Saved data entries

- - -

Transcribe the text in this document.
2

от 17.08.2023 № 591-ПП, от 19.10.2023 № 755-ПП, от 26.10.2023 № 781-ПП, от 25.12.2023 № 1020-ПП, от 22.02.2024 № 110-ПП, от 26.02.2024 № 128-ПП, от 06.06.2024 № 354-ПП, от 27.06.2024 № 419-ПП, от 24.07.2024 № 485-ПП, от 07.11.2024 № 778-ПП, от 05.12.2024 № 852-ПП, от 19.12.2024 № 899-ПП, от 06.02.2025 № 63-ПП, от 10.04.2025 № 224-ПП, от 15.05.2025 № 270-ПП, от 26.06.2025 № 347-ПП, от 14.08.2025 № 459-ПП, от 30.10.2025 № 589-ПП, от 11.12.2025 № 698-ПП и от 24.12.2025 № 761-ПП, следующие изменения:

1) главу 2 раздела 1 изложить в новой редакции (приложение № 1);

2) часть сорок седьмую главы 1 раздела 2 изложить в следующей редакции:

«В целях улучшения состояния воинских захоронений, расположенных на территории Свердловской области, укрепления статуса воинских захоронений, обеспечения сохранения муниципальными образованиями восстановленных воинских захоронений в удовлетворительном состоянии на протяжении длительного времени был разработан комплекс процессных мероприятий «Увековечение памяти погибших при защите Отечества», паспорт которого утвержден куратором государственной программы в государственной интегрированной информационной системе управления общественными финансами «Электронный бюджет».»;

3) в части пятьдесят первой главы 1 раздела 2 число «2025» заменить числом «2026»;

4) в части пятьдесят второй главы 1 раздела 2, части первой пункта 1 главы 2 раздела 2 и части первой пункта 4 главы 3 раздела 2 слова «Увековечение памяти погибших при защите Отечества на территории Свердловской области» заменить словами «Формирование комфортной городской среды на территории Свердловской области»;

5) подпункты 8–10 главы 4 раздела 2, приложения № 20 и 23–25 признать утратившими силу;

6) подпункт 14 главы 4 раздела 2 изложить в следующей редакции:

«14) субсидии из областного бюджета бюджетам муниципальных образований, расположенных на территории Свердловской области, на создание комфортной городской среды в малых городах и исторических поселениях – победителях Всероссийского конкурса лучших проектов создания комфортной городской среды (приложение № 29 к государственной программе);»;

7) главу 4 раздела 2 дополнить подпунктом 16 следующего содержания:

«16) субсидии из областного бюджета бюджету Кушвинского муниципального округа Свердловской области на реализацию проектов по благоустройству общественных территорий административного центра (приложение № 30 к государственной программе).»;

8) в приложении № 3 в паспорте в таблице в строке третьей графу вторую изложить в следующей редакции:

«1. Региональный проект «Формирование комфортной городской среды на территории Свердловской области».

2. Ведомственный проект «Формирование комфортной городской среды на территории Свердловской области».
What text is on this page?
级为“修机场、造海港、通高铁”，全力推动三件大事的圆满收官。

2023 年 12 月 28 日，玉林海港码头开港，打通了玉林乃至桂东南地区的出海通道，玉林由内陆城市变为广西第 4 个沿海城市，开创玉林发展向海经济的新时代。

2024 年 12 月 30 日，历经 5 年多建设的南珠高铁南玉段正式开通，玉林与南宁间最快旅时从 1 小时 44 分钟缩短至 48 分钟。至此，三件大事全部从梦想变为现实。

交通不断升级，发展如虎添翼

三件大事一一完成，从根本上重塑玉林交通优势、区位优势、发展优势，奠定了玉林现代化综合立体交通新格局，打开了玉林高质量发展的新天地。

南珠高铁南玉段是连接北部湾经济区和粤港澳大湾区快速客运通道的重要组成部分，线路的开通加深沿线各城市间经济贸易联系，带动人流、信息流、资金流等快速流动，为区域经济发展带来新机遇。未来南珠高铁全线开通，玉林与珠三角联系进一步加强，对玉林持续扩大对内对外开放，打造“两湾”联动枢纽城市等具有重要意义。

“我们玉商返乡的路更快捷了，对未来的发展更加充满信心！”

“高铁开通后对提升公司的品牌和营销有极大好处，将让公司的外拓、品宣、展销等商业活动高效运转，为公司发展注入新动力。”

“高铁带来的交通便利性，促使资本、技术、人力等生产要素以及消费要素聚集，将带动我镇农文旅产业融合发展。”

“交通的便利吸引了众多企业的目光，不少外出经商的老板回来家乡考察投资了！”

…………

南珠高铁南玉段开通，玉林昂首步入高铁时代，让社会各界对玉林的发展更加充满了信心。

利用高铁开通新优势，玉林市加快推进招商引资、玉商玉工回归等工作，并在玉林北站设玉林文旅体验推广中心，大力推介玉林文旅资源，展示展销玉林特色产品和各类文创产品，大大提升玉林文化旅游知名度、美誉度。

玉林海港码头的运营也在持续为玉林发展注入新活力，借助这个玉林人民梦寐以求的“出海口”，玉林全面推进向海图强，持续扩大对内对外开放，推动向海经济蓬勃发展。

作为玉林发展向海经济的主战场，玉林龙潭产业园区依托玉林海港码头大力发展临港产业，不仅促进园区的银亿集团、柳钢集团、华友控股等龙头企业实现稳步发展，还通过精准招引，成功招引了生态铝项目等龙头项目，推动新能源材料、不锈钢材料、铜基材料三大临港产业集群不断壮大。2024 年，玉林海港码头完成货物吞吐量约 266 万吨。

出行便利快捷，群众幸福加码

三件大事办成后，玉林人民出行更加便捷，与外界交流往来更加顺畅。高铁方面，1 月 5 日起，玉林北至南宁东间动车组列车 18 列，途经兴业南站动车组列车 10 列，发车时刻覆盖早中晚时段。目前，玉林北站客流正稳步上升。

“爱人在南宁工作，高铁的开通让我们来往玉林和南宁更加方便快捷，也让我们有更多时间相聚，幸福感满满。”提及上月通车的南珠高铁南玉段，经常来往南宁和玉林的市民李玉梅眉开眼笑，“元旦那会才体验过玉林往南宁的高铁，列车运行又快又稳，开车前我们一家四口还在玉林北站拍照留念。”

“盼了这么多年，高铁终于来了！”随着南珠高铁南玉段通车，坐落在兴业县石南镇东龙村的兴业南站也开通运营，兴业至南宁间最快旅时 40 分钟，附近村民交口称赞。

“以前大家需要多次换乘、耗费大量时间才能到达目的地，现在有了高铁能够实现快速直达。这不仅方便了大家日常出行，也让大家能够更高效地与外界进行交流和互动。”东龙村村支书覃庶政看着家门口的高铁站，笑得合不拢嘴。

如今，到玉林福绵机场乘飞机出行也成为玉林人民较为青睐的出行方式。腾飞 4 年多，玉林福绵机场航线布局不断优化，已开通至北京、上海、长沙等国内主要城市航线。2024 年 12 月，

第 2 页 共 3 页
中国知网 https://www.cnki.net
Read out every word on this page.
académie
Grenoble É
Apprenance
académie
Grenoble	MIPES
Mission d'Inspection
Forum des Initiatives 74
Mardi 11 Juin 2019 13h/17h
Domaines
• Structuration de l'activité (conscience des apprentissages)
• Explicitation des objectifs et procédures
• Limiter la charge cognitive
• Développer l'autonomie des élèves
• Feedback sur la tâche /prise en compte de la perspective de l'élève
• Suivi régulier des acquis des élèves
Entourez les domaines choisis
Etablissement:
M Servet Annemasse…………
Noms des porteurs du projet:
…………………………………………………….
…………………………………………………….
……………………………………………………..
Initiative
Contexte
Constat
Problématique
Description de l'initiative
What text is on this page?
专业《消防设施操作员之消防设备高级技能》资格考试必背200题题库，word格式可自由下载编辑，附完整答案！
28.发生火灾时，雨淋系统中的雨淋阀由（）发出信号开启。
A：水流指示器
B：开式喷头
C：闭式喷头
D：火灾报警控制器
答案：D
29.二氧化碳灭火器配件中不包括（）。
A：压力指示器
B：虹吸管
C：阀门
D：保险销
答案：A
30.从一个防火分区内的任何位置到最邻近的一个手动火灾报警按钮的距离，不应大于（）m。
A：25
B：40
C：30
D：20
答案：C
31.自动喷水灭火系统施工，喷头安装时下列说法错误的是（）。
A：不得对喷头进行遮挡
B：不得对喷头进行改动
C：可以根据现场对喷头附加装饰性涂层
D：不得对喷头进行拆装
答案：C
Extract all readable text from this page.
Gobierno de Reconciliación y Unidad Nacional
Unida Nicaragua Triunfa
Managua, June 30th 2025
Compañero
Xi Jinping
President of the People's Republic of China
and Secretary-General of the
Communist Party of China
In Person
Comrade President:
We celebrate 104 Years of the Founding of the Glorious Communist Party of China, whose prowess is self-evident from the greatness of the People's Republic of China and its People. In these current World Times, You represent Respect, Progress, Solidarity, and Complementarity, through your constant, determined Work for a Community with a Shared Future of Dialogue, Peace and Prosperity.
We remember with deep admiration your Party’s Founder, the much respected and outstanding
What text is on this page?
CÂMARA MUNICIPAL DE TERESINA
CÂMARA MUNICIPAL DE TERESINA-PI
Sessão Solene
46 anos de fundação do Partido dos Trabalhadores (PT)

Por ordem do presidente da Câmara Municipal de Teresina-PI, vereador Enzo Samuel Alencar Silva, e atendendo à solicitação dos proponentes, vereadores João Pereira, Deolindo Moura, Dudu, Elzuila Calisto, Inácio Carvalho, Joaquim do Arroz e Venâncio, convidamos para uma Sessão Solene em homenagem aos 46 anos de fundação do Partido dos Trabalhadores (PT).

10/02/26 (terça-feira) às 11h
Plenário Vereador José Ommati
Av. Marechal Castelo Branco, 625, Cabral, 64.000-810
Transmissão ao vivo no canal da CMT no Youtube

- - -

- [TASK DESCRIPTION]: Figure out how many lines above include the string "your", then report that number and nothing else.

- [TASK RESPONSE]: 2